__Text__.

__________

OGH 2Ob21/93

OGH2Ob21/9317.6.1993

Der Oberste Gerichtshof hat als Revisionsgericht durch den Senatspräsidenten des Obersten Gerichtshofes Dr.Melber als Vorsitzenden und durch die Hofräte des Obersten Gerichtshofes Dr.Zehetner, Dr.Niederreiter, Dr.Graf und Dr.Schinko als weitere Richter in der Rechtssache der klagenden Partei Michael T*****, vertreten durch Dr.Christoph Raabe, Rechtsanwalt in Wien, wider die beklagte Partei I***** Versicherungs-Aktiengesellschaft, ***** vertreten durch Dr.Hans Litschauer, Rechtsanwalt in Wien, wegen 58.250,-- S sA, infolge Revision der beklagten Partei gegen das Urteil des Oberlandesgerichtes Wien als Berufungsgerichtes vom 2. Dezember 1992, GZ 16 R 241/92-24, womit infolge Berufung der beklagten Partei das Zwischenurteil des Landesgerichtes für Zivilrechtssachen Wien vom 24.Juli 1992, GZ 31 Cg 721/90-20, bestätigt wurde, in nichtöffentlicher Sitzung zu Recht erkannt:

 

Spruch:

Der Revision wird nicht Folge gegeben.

Die beklagte Partei ist schuldig, der klagenden Partei binnen 14 Tagen die mit 4.348,80 S bestimmten Kosten des Revisionsverfahrens (darin 724,80 S an Umsatzsteuer) zu ersetzen.

__________

__Gegebenes Material__.
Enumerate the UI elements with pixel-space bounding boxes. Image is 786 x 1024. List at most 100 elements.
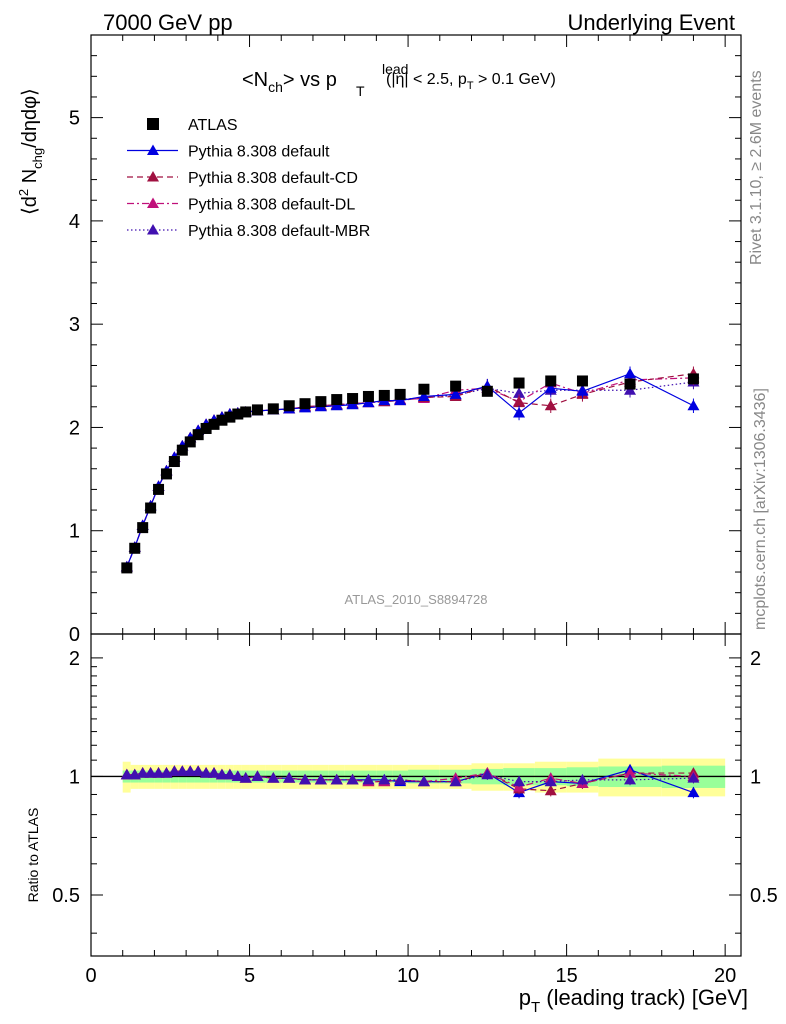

__________

__Aufgabenstellung__.
Schreiben Sie die Gerichtsentscheidung vollständig und wortgetreu nieder.

__Lösung__.
OGH 2Ob21/93

OGH2Ob21/9317.6.1993

Der Oberste Gerichtshof hat als Revisionsgericht durch den Senatspräsidenten des Obersten Gerichtshofes Dr.Melber als Vorsitzenden und durch die Hofräte des Obersten Gerichtshofes Dr.Zehetner, Dr.Niederreiter, Dr.Graf und Dr.Schinko als weitere Richter in der Rechtssache der klagenden Partei Michael T*****, vertreten durch Dr.Christoph Raabe, Rechtsanwalt in Wien, wider die beklagte Partei I***** Versicherungs-Aktiengesellschaft, ***** vertreten durch Dr.Hans Litschauer, Rechtsanwalt in Wien, wegen 58.250,-- S sA, infolge Revision der beklagten Partei gegen das Urteil des Oberlandesgerichtes Wien als Berufungsgerichtes vom 2. Dezember 1992, GZ 16 R 241/92-24, womit infolge Berufung der beklagten Partei das Zwischenurteil des Landesgerichtes für Zivilrechtssachen Wien vom 24.Juli 1992, GZ 31 Cg 721/90-20, bestätigt wurde, in nichtöffentlicher Sitzung zu Recht erkannt:

 

Spruch:

Der Revision wird nicht Folge gegeben.

Die beklagte Partei ist schuldig, der klagenden Partei binnen 14 Tagen die mit 4.348,80 S bestimmten Kosten des Revisionsverfahrens (darin 724,80 S an Umsatzsteuer) zu ersetzen.